■ **Saved data entries**:
──────

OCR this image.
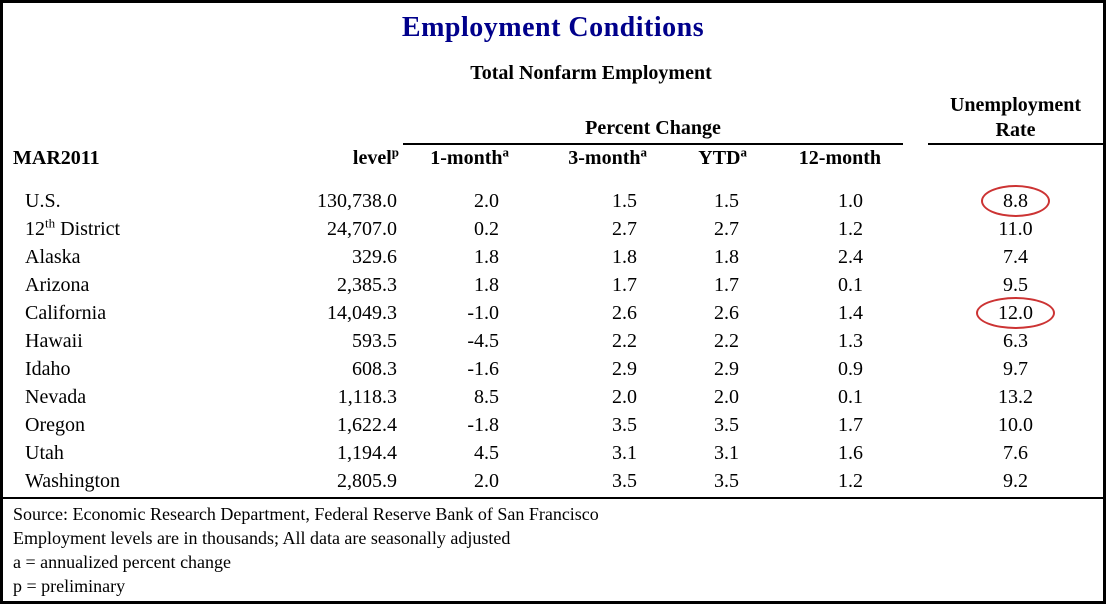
Employment Conditions
Total Nonfarm Employment
		Percent Change					Unemployment
Rate

MAR2011	level$^p$	1-month$^a$	3-month$^a$	YTD$^a$	12-month		
U.S.	130,738.0	2.0	1.5	1.5	1.0		8.8
12th District	24,707.0	0.2	2.7	2.7	1.2		11.0
Alaska	329.6	1.8	1.8	1.8	2.4		7.4
Arizona	2,385.3	1.8	1.7	1.7	0.1		9.5
California	14,049.3	-1.0	2.6	2.6	1.4		12.0
Hawaii	593.5	-4.5	2.2	2.2	1.3		6.3
Idaho	608.3	-1.6	2.9	2.9	0.9		9.7
Nevada	1,118.3	8.5	2.0	2.0	0.1		13.2
Oregon	1,622.4	-1.8	3.5	3.5	1.7		10.0
Utah	1,194.4	4.5	3.1	3.1	1.6		7.6
Washington	2,805.9	2.0	3.5	3.5	1.2		9.2
Source: Economic Research Department, Federal Reserve Bank of San Francisco
Employment levels are in thousands; All data are seasonally adjusted
a = annualized percent change
p = preliminary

──────

■ **SHORT TASK**: Repeat every record precisely. Any picture among them stays out of the copy.

■ **FINAL RESULT**:
OCR this image.
Employment Conditions
Total Nonfarm Employment
		Percent Change					Unemployment
Rate

MAR2011	level$^p$	1-month$^a$	3-month$^a$	YTD$^a$	12-month		
U.S.	130,738.0	2.0	1.5	1.5	1.0		8.8
12th District	24,707.0	0.2	2.7	2.7	1.2		11.0
Alaska	329.6	1.8	1.8	1.8	2.4		7.4
Arizona	2,385.3	1.8	1.7	1.7	0.1		9.5
California	14,049.3	-1.0	2.6	2.6	1.4		12.0
Hawaii	593.5	-4.5	2.2	2.2	1.3		6.3
Idaho	608.3	-1.6	2.9	2.9	0.9		9.7
Nevada	1,118.3	8.5	2.0	2.0	0.1		13.2
Oregon	1,622.4	-1.8	3.5	3.5	1.7		10.0
Utah	1,194.4	4.5	3.1	3.1	1.6		7.6
Washington	2,805.9	2.0	3.5	3.5	1.2		9.2
Source: Economic Research Department, Federal Reserve Bank of San Francisco
Employment levels are in thousands; All data are seasonally adjusted
a = annualized percent change
p = preliminary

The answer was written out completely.